*** Supplied records ***

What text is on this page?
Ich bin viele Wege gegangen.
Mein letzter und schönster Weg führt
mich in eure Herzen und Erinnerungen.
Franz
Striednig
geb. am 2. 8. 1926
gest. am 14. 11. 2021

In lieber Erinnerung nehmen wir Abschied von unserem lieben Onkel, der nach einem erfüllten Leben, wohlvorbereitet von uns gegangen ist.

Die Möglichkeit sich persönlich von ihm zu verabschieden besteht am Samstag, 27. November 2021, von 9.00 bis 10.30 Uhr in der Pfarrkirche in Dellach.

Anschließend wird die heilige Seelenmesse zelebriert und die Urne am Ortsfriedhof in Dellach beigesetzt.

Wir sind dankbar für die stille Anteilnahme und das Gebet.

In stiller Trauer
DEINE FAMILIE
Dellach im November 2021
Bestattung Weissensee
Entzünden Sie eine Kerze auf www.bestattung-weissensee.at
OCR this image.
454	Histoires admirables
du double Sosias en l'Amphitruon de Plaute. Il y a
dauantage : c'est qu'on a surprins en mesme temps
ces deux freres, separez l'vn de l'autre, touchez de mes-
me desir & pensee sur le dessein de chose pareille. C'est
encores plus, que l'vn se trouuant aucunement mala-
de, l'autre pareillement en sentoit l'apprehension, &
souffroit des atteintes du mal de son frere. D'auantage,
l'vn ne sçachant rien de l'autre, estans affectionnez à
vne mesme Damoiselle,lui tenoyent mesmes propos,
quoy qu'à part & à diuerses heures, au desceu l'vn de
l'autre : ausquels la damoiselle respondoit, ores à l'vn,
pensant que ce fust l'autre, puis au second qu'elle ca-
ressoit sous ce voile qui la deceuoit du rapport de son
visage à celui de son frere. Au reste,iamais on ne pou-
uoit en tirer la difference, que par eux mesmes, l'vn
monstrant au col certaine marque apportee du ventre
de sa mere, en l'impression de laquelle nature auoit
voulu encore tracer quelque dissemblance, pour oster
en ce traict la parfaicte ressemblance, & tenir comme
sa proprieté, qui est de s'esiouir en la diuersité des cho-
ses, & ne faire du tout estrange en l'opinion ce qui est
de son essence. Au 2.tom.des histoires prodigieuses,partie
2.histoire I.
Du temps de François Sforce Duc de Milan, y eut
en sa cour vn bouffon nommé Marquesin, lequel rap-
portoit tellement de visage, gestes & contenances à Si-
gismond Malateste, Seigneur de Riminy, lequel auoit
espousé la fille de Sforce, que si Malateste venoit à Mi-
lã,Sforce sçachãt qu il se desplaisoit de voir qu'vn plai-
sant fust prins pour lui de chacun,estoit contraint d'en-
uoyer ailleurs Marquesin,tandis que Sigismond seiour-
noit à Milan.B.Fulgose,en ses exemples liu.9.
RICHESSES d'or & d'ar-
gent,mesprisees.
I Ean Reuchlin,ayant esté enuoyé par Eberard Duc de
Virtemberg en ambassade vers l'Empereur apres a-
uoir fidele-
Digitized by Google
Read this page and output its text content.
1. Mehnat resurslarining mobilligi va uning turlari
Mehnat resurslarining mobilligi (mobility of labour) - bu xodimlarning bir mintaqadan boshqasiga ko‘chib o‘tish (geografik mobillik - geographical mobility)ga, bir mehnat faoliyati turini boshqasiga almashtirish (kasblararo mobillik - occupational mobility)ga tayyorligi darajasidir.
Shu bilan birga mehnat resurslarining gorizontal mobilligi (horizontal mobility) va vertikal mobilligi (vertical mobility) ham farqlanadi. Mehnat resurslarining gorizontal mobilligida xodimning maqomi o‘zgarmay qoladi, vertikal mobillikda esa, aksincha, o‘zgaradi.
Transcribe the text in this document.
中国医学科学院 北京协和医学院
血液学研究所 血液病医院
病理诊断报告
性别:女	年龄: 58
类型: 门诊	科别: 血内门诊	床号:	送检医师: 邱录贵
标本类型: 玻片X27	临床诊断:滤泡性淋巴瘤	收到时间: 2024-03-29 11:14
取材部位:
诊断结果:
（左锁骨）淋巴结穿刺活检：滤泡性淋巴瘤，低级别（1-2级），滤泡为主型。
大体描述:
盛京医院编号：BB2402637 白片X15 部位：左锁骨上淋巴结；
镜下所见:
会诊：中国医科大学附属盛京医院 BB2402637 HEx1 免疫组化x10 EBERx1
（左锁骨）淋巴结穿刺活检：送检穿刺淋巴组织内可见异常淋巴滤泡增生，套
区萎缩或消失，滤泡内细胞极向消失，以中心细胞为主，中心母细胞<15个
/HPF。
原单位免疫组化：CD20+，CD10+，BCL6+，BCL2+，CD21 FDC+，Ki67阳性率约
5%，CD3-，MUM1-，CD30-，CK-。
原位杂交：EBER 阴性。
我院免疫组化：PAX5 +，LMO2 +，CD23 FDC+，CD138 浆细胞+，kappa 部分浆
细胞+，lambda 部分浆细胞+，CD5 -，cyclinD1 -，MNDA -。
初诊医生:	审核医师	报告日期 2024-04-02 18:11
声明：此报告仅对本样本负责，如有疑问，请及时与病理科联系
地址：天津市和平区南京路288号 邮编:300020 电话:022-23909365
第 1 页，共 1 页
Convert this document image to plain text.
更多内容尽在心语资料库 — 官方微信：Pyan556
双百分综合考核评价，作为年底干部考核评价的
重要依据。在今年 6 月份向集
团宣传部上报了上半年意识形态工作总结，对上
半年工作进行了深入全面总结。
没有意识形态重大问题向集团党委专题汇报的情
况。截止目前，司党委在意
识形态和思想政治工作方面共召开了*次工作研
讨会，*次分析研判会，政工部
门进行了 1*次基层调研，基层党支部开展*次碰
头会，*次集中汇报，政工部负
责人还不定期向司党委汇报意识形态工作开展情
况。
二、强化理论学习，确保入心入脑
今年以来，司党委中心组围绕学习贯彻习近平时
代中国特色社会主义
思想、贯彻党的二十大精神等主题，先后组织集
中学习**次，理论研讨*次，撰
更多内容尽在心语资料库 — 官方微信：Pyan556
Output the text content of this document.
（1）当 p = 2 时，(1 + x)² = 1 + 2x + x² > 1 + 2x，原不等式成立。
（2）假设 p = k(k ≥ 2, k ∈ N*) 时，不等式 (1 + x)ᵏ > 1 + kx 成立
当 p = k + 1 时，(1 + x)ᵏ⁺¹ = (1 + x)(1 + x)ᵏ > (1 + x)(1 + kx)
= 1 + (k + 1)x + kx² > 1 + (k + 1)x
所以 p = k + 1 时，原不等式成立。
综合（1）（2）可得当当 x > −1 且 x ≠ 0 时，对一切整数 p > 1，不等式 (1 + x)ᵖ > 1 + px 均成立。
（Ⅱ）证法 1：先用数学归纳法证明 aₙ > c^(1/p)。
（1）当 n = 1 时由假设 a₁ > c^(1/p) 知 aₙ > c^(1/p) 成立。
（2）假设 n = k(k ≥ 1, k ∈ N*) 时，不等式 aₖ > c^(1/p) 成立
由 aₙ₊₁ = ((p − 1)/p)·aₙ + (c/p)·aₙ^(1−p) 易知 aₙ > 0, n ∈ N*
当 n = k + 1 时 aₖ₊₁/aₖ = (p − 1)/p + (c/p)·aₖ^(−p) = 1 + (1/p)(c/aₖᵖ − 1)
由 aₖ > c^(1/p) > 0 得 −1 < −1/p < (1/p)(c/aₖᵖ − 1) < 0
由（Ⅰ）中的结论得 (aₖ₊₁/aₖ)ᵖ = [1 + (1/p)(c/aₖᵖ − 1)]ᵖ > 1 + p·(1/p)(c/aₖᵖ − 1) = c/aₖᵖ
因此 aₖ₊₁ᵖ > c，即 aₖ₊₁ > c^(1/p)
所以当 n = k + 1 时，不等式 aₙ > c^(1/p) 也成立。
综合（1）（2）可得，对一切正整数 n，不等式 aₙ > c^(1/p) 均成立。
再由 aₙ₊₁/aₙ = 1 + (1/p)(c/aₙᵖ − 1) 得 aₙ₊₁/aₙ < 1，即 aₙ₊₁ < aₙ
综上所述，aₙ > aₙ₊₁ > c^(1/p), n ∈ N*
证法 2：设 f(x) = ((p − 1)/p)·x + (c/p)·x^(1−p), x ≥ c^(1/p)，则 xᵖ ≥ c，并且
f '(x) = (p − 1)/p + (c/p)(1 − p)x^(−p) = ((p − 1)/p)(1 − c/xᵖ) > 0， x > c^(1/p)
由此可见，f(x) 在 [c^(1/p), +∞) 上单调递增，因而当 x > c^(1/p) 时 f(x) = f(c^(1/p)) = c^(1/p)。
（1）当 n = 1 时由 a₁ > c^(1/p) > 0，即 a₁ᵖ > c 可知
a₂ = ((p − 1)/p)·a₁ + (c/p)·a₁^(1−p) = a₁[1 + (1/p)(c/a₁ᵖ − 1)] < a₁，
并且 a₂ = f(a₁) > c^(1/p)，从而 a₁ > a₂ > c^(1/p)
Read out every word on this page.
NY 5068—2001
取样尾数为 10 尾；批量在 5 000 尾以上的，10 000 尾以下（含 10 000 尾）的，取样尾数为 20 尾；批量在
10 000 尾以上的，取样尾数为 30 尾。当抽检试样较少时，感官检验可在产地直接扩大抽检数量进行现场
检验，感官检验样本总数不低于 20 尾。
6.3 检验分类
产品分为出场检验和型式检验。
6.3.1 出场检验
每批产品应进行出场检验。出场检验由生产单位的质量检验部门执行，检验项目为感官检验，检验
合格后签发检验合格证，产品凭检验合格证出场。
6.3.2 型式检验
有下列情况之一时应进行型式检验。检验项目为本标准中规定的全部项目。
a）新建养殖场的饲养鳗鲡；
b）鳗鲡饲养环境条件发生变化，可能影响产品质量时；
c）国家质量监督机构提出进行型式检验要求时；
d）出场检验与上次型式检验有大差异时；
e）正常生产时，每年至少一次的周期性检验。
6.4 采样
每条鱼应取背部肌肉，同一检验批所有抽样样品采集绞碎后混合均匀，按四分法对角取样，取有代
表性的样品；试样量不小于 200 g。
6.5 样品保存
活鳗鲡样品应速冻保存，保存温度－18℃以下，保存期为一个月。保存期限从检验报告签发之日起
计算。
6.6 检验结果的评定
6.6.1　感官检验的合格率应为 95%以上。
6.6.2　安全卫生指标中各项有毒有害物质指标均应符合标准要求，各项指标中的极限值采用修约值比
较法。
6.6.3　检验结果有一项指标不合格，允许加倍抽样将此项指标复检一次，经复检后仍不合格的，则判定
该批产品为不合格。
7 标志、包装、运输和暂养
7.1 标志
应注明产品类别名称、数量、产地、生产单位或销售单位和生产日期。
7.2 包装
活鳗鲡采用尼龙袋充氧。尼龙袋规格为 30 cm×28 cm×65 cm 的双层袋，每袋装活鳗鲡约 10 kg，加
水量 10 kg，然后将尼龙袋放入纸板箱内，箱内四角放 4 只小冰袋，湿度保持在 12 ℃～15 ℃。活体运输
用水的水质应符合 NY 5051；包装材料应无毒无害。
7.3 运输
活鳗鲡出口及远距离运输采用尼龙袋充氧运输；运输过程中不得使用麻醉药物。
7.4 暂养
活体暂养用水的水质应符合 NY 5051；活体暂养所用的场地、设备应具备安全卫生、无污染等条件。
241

***

→ What is required
Copy out all lines from the material above that contain the string "Read".

→ Correct answer
Read this page and output its text content.
Read out every word on this page.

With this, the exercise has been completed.